─── Material for this exercise ───
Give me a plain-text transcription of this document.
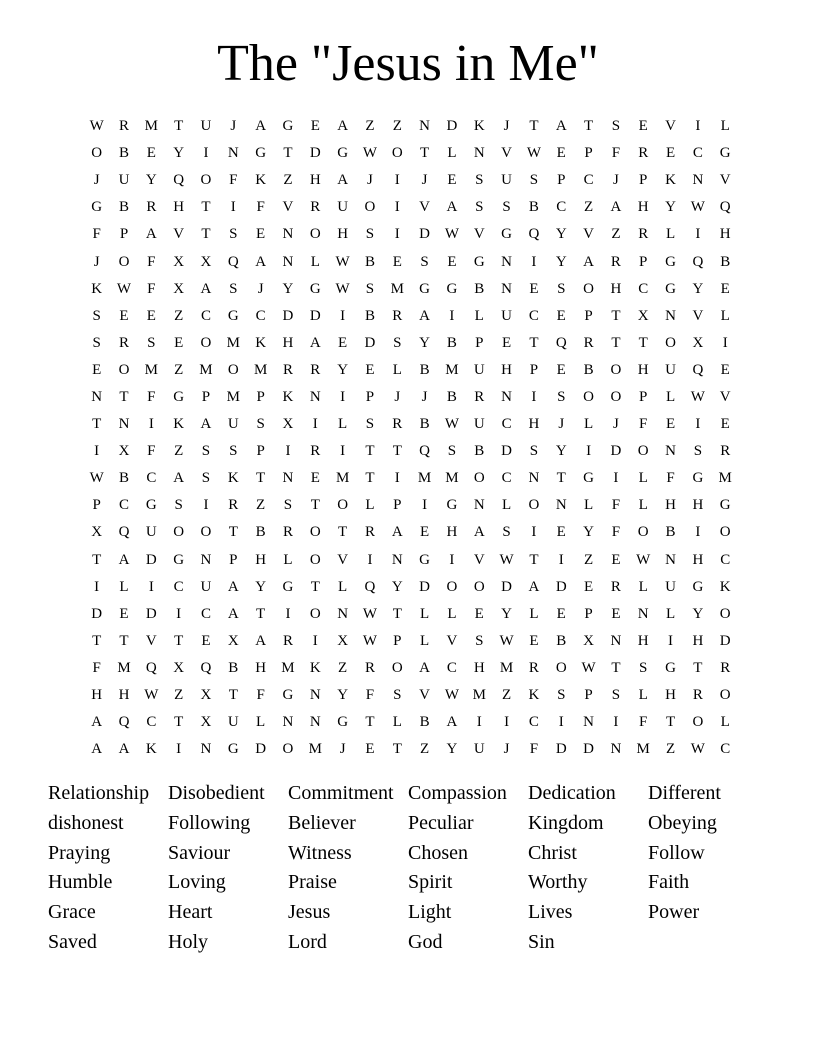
The "Jesus in Me"
W	R	M	T	U	J	A	G	E	A	Z	Z	N	D	K	J	T	A	T	S	E	V	I	L
O	B	E	Y	I	N	G	T	D	G W O	T	L	N	V W	E	P	F	R	E	C	G
J	U	Y	Q	O	F	K	Z	H	A	J	I	J	E	S	U	S	P	C	J	P	K	N	V
G	B	R	H	T	I	F	V	R	U	O	I	V	A	S	S	B	C	Z	A	H	Y W Q
F	P	A	V	T	S	E	N	O	H	S	I	D W V	G	Q	Y	V	Z	R	L	I	H
J	O	F	X	X	Q	A	N	L	W	B	E	S	E	G	N	I	Y	A	R	P	G	Q	B
K W	F	X	A	S	J	Y	G W	S	M	G	G	B	N	E	S	O	H	C	G	Y	E
S	E	E	Z	C	G	C	D	D	I	B	R	A	I	L	U	C	E	P	T	X	N	V	L
S	R	S	E	O	M	K	H	A	E	D	S	Y	B	P	E	T	Q	R	T	T	O	X	I
E	O	M	Z	M	O	M	R	R	Y	E	L	B	M	U	H	P	E	B	O	H	U	Q	E
N	T	F	G	P	M	P	K	N	I	P	J	J	B	R	N	I	S	O	O	P	L	W V
T	N	I	K	A	U	S	X	I	L	S	R	B	W U	C	H	J	L	J	F	E	I	E
I	X	F	Z	S	S	P	I	R	I	T	T	Q	S	B	D	S	Y	I	D	O	N	S	R
W	B	C	A	S	K	T	N	E	M	T	I	M M	O	C	N	T	G	I	L	F	G	M
P	C	G	S	I	R	Z	S	T	O	L	P	I	G	N	L	O	N	L	F	L	H	H	G
X	Q	U	O	O	T	B	R	O	T	R	A	E	H	A	S	I	E	Y	F	O	B	I	O
T	A	D	G	N	P	H	L	O	V	I	N	G	I	V W	T	I	Z	E	W N	H	C
I	L	I	C	U	A	Y	G	T	L	Q	Y	D	O	O	D	A	D	E	R	L	U	G	K
D	E	D	I	C	A	T	I	O	N W	T	L	L	E	Y	L	E	P	E	N	L	Y	O
T	T	V	T	E	X	A	R	I	X W	P	L	V	S	W	E	B	X	N	H	I	H	D
F	M	Q	X	Q	B	H	M	K	Z	R	O	A	C	H	M	R	O W	T	S	G	T	R
H	H W	Z	X	T	F	G	N	Y	F	S	V W M	Z	K	S	P	S	L	H	R	O
A	Q	C	T	X	U	L	N	N	G	T	L	B	A	I	I	C	I	N	I	F	T	O	L
A	A	K	I	N	G	D	O	M	J	E	T	Z	Y	U	J	F	D	D	N	M	Z	W	C
Relationship Disobedient	Commitment Compassion	Dedication	Different
dishonest	Following	Believer	Peculiar	Kingdom	Obeying
Praying	Saviour	Witness	Chosen	Christ	Follow
Humble	Loving	Praise	Spirit	Worthy	Faith
Grace	Heart	Jesus	Light	Lives	Power
Saved	Holy	Lord	God	Sin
───
• **Stated goal**
Reproduce the whole listing exactly, but not the images in it.

• **Task solution**
Give me a plain-text transcription of this document.
The "Jesus in Me"
W	R	M	T	U	J	A	G	E	A	Z	Z	N	D	K	J	T	A	T	S	E	V	I	L
O	B	E	Y	I	N	G	T	D	G W O	T	L	N	V W	E	P	F	R	E	C	G
J	U	Y	Q	O	F	K	Z	H	A	J	I	J	E	S	U	S	P	C	J	P	K	N	V
G	B	R	H	T	I	F	V	R	U	O	I	V	A	S	S	B	C	Z	A	H	Y W Q
F	P	A	V	T	S	E	N	O	H	S	I	D W V	G	Q	Y	V	Z	R	L	I	H
J	O	F	X	X	Q	A	N	L	W	B	E	S	E	G	N	I	Y	A	R	P	G	Q	B
K W	F	X	A	S	J	Y	G W	S	M	G	G	B	N	E	S	O	H	C	G	Y	E
S	E	E	Z	C	G	C	D	D	I	B	R	A	I	L	U	C	E	P	T	X	N	V	L
S	R	S	E	O	M	K	H	A	E	D	S	Y	B	P	E	T	Q	R	T	T	O	X	I
E	O	M	Z	M	O	M	R	R	Y	E	L	B	M	U	H	P	E	B	O	H	U	Q	E
N	T	F	G	P	M	P	K	N	I	P	J	J	B	R	N	I	S	O	O	P	L	W V
T	N	I	K	A	U	S	X	I	L	S	R	B	W U	C	H	J	L	J	F	E	I	E
I	X	F	Z	S	S	P	I	R	I	T	T	Q	S	B	D	S	Y	I	D	O	N	S	R
W	B	C	A	S	K	T	N	E	M	T	I	M M	O	C	N	T	G	I	L	F	G	M
P	C	G	S	I	R	Z	S	T	O	L	P	I	G	N	L	O	N	L	F	L	H	H	G
X	Q	U	O	O	T	B	R	O	T	R	A	E	H	A	S	I	E	Y	F	O	B	I	O
T	A	D	G	N	P	H	L	O	V	I	N	G	I	V W	T	I	Z	E	W N	H	C
I	L	I	C	U	A	Y	G	T	L	Q	Y	D	O	O	D	A	D	E	R	L	U	G	K
D	E	D	I	C	A	T	I	O	N W	T	L	L	E	Y	L	E	P	E	N	L	Y	O
T	T	V	T	E	X	A	R	I	X W	P	L	V	S	W	E	B	X	N	H	I	H	D
F	M	Q	X	Q	B	H	M	K	Z	R	O	A	C	H	M	R	O W	T	S	G	T	R
H	H W	Z	X	T	F	G	N	Y	F	S	V W M	Z	K	S	P	S	L	H	R	O
A	Q	C	T	X	U	L	N	N	G	T	L	B	A	I	I	C	I	N	I	F	T	O	L
A	A	K	I	N	G	D	O	M	J	E	T	Z	Y	U	J	F	D	D	N	M	Z	W	C
Relationship Disobedient	Commitment Compassion	Dedication	Different
dishonest	Following	Believer	Peculiar	Kingdom	Obeying
Praying	Saviour	Witness	Chosen	Christ	Follow
Humble	Loving	Praise	Spirit	Worthy	Faith
Grace	Heart	Jesus	Light	Lives	Power
Saved	Holy	Lord	God	Sin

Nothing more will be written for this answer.